— Begin Data extract —

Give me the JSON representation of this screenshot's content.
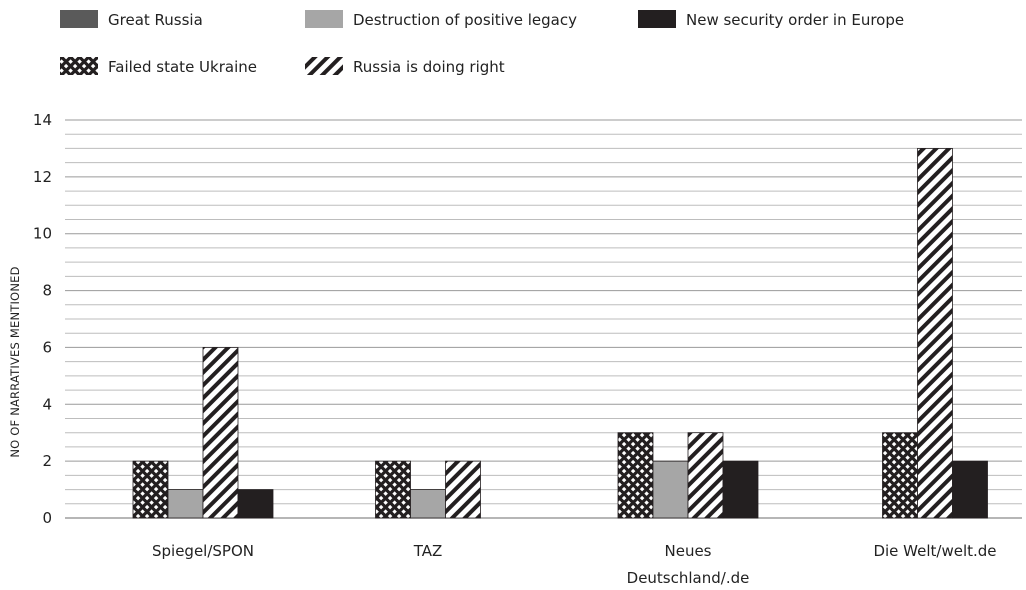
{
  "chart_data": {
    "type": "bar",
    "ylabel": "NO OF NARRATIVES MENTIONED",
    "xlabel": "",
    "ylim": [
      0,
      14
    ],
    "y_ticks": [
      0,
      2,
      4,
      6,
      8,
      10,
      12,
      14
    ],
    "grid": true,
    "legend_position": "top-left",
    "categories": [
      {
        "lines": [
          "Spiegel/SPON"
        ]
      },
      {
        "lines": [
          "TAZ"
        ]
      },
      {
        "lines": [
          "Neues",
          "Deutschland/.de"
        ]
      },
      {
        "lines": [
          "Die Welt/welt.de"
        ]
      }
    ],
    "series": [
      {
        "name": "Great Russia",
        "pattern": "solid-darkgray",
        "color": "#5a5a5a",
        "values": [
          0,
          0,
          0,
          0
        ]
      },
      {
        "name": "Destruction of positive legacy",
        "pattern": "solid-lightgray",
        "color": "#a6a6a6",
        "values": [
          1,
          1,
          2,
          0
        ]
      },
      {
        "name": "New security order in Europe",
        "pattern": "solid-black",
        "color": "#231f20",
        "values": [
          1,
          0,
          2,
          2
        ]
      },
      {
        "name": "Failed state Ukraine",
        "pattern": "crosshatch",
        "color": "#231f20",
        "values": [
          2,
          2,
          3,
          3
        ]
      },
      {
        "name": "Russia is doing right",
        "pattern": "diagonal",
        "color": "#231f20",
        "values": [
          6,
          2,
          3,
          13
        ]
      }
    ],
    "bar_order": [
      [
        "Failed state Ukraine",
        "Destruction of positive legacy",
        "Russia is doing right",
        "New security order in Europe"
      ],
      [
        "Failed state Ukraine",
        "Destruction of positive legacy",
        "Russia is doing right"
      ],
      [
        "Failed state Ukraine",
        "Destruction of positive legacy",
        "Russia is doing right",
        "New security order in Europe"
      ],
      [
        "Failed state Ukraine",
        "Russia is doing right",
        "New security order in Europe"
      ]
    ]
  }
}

— End Data extract —

■ Exercise brief: Out of the preceding entries, pull every line containing the string "solid".

■ Response below:
        "pattern": "solid-darkgray",
        "pattern": "solid-lightgray",
        "pattern": "solid-black",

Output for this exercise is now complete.